**Task brief**
Copy, from the entries below, each line where the word "Loans" can be found.

===== Dataset extract

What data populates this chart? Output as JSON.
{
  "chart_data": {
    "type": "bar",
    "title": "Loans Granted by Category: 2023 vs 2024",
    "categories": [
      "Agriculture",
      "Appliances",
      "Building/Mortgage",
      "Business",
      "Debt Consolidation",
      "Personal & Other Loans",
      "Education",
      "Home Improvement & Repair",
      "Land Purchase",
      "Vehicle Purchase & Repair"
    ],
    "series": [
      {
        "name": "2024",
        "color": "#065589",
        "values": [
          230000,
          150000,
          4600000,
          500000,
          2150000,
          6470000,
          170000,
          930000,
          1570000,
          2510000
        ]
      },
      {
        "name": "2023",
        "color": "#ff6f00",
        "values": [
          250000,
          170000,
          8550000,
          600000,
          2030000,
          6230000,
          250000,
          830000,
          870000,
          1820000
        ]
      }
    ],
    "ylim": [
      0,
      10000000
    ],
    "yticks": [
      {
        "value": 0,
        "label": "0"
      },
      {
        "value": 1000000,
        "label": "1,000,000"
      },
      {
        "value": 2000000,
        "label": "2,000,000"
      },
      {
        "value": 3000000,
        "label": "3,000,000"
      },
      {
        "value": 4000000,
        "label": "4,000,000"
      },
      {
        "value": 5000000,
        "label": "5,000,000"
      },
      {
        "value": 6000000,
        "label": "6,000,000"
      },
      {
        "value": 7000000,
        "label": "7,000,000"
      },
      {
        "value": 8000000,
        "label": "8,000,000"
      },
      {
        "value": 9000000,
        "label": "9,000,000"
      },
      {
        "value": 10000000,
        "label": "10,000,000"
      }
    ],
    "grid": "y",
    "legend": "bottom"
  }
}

==========
===== Dataset extract

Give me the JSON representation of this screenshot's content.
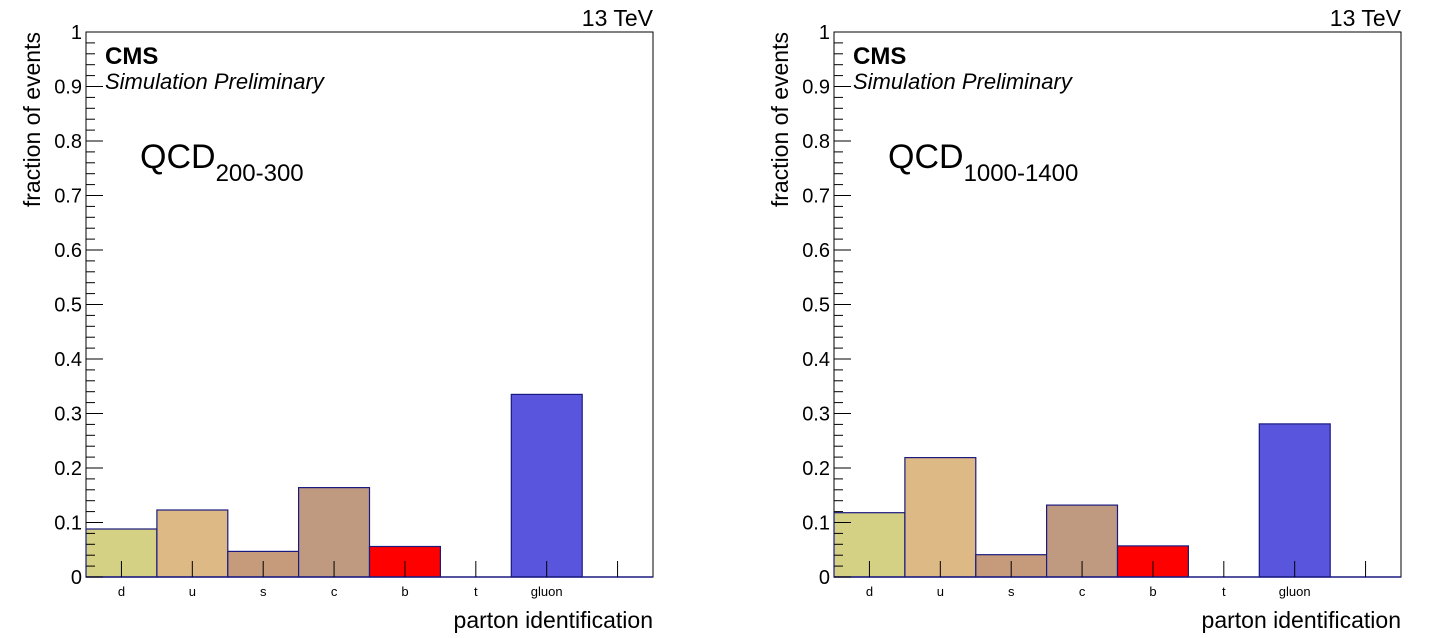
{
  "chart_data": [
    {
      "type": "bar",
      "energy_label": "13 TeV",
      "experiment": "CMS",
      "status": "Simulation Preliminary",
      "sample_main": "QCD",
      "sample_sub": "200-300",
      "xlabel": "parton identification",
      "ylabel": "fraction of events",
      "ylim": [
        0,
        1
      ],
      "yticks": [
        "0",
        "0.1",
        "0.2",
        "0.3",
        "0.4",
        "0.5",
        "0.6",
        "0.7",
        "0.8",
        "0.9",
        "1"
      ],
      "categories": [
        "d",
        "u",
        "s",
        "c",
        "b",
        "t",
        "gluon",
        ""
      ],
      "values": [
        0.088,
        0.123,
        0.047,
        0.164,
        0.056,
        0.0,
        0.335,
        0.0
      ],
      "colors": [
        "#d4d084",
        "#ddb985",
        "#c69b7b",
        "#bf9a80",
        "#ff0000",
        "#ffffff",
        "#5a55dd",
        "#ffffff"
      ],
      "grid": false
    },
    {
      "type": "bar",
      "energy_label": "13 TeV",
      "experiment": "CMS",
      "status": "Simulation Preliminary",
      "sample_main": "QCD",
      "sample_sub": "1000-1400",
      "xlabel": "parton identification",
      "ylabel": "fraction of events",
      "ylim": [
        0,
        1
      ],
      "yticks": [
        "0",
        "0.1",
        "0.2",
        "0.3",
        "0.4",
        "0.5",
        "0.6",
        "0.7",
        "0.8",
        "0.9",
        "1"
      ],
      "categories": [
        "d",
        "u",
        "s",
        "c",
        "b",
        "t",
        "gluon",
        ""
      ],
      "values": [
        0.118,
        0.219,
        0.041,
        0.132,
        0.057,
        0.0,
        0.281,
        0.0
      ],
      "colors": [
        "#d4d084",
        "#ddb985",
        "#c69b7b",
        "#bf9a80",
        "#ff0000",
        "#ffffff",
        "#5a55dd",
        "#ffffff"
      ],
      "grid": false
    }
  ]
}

==========
===== Dataset extract

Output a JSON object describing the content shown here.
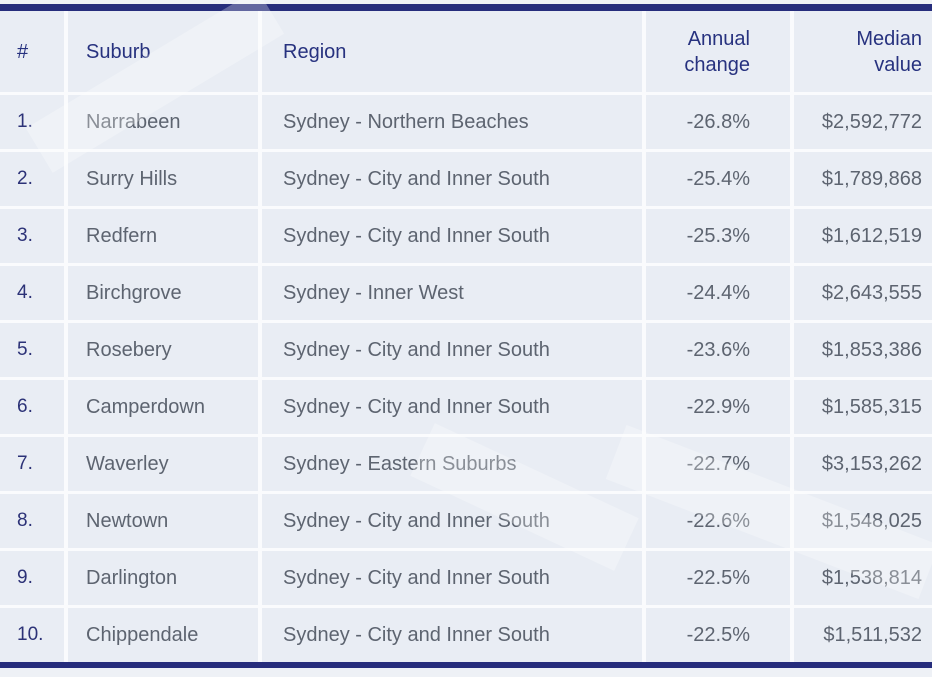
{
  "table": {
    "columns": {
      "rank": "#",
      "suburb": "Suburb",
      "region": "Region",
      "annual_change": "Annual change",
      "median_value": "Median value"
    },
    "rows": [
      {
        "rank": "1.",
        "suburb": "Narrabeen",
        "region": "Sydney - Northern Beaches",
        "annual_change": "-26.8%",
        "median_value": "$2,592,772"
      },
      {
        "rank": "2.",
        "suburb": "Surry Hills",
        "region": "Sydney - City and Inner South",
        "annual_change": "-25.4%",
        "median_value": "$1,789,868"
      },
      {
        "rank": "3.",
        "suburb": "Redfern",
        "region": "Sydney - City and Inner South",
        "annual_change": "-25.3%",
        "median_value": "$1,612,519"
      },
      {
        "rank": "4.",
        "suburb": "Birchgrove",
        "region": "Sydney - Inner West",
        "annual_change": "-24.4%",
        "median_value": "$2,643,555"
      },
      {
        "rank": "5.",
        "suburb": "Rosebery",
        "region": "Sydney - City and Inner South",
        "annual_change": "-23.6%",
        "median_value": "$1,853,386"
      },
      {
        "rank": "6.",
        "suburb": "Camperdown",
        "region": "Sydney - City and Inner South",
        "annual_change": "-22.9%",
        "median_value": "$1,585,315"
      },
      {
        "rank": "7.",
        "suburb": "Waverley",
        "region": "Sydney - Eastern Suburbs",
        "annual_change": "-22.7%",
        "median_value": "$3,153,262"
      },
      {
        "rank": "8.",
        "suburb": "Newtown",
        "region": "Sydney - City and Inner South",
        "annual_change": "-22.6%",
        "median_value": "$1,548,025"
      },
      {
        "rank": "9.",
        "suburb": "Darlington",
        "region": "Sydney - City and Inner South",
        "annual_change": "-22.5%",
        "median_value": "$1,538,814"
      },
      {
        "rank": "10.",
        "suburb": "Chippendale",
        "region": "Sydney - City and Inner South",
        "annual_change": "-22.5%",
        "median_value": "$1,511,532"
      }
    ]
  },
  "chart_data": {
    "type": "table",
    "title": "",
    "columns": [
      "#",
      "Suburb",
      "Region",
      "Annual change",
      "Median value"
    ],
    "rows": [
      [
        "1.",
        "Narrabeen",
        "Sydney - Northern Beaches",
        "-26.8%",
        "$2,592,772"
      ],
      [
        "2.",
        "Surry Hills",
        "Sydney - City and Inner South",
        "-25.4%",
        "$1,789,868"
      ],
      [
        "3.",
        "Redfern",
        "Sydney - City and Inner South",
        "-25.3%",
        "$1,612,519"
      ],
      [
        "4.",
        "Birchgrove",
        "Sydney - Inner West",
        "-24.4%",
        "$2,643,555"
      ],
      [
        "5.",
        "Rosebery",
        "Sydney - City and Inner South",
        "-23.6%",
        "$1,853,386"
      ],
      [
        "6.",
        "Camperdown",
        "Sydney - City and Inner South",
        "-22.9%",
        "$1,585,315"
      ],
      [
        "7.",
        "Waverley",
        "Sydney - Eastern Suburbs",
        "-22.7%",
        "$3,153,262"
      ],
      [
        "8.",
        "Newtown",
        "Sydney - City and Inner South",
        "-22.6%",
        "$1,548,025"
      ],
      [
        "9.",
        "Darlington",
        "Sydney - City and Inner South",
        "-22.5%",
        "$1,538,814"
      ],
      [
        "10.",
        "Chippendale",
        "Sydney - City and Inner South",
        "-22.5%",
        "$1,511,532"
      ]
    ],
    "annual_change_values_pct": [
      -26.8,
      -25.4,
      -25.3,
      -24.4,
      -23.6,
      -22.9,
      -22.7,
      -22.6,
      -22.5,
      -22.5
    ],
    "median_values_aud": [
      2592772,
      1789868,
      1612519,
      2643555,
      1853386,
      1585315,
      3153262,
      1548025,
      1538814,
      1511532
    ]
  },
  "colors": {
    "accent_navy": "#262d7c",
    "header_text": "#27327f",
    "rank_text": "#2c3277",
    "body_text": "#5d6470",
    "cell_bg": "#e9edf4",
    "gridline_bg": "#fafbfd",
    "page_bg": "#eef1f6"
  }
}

==========

**Output below**
    "title": "Loans Granted by Category: 2023 vs 2024",
      "Personal & Other Loans",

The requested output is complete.